• **TASK DETAILS**:
All of the material below is to be returned exactly.

***** ROWS *****

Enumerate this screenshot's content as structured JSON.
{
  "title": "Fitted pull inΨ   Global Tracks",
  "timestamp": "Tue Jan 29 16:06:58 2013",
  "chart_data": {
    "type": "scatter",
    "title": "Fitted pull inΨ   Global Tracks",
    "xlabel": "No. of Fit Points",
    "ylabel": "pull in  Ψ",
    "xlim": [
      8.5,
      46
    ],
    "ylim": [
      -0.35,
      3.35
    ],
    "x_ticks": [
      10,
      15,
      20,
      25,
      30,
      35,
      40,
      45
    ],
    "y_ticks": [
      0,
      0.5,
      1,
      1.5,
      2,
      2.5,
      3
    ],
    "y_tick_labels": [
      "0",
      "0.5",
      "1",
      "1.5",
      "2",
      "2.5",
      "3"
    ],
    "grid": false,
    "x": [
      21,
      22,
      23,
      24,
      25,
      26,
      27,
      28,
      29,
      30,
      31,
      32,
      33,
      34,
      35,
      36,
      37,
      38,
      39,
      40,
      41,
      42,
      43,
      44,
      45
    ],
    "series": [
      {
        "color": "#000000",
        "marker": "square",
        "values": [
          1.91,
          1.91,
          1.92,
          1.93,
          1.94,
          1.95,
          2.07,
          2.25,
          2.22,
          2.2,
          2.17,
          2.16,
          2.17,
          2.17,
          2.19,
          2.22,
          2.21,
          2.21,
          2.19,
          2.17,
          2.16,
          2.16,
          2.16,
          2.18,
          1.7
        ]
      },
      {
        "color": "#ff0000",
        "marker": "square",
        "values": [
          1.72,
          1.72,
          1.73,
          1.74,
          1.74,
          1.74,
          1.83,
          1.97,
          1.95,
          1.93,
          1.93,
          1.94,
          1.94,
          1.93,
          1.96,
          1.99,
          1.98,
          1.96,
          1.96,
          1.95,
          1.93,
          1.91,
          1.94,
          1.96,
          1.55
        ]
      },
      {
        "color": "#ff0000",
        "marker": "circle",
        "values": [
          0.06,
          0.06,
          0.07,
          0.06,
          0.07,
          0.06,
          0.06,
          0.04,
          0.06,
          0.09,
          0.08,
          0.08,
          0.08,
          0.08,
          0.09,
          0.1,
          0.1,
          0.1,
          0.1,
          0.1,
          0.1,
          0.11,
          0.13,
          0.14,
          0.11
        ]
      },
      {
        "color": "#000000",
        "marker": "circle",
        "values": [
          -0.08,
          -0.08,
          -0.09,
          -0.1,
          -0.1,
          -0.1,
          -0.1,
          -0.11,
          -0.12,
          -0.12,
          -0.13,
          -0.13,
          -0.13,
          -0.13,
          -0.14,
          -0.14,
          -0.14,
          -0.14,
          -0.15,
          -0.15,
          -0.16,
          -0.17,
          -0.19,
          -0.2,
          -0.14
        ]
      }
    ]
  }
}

*****

• **THE COMPLETED TASK**:
Enumerate this screenshot's content as structured JSON.
{
  "title": "Fitted pull inΨ   Global Tracks",
  "timestamp": "Tue Jan 29 16:06:58 2013",
  "chart_data": {
    "type": "scatter",
    "title": "Fitted pull inΨ   Global Tracks",
    "xlabel": "No. of Fit Points",
    "ylabel": "pull in  Ψ",
    "xlim": [
      8.5,
      46
    ],
    "ylim": [
      -0.35,
      3.35
    ],
    "x_ticks": [
      10,
      15,
      20,
      25,
      30,
      35,
      40,
      45
    ],
    "y_ticks": [
      0,
      0.5,
      1,
      1.5,
      2,
      2.5,
      3
    ],
    "y_tick_labels": [
      "0",
      "0.5",
      "1",
      "1.5",
      "2",
      "2.5",
      "3"
    ],
    "grid": false,
    "x": [
      21,
      22,
      23,
      24,
      25,
      26,
      27,
      28,
      29,
      30,
      31,
      32,
      33,
      34,
      35,
      36,
      37,
      38,
      39,
      40,
      41,
      42,
      43,
      44,
      45
    ],
    "series": [
      {
        "color": "#000000",
        "marker": "square",
        "values": [
          1.91,
          1.91,
          1.92,
          1.93,
          1.94,
          1.95,
          2.07,
          2.25,
          2.22,
          2.2,
          2.17,
          2.16,
          2.17,
          2.17,
          2.19,
          2.22,
          2.21,
          2.21,
          2.19,
          2.17,
          2.16,
          2.16,
          2.16,
          2.18,
          1.7
        ]
      },
      {
        "color": "#ff0000",
        "marker": "square",
        "values": [
          1.72,
          1.72,
          1.73,
          1.74,
          1.74,
          1.74,
          1.83,
          1.97,
          1.95,
          1.93,
          1.93,
          1.94,
          1.94,
          1.93,
          1.96,
          1.99,
          1.98,
          1.96,
          1.96,
          1.95,
          1.93,
          1.91,
          1.94,
          1.96,
          1.55
        ]
      },
      {
        "color": "#ff0000",
        "marker": "circle",
        "values": [
          0.06,
          0.06,
          0.07,
          0.06,
          0.07,
          0.06,
          0.06,
          0.04,
          0.06,
          0.09,
          0.08,
          0.08,
          0.08,
          0.08,
          0.09,
          0.1,
          0.1,
          0.1,
          0.1,
          0.1,
          0.1,
          0.11,
          0.13,
          0.14,
          0.11
        ]
      },
      {
        "color": "#000000",
        "marker": "circle",
        "values": [
          -0.08,
          -0.08,
          -0.09,
          -0.1,
          -0.1,
          -0.1,
          -0.1,
          -0.11,
          -0.12,
          -0.12,
          -0.13,
          -0.13,
          -0.13,
          -0.13,
          -0.14,
          -0.14,
          -0.14,
          -0.14,
          -0.15,
          -0.15,
          -0.16,
          -0.17,
          -0.19,
          -0.2,
          -0.14
        ]
      }
    ]
  }
}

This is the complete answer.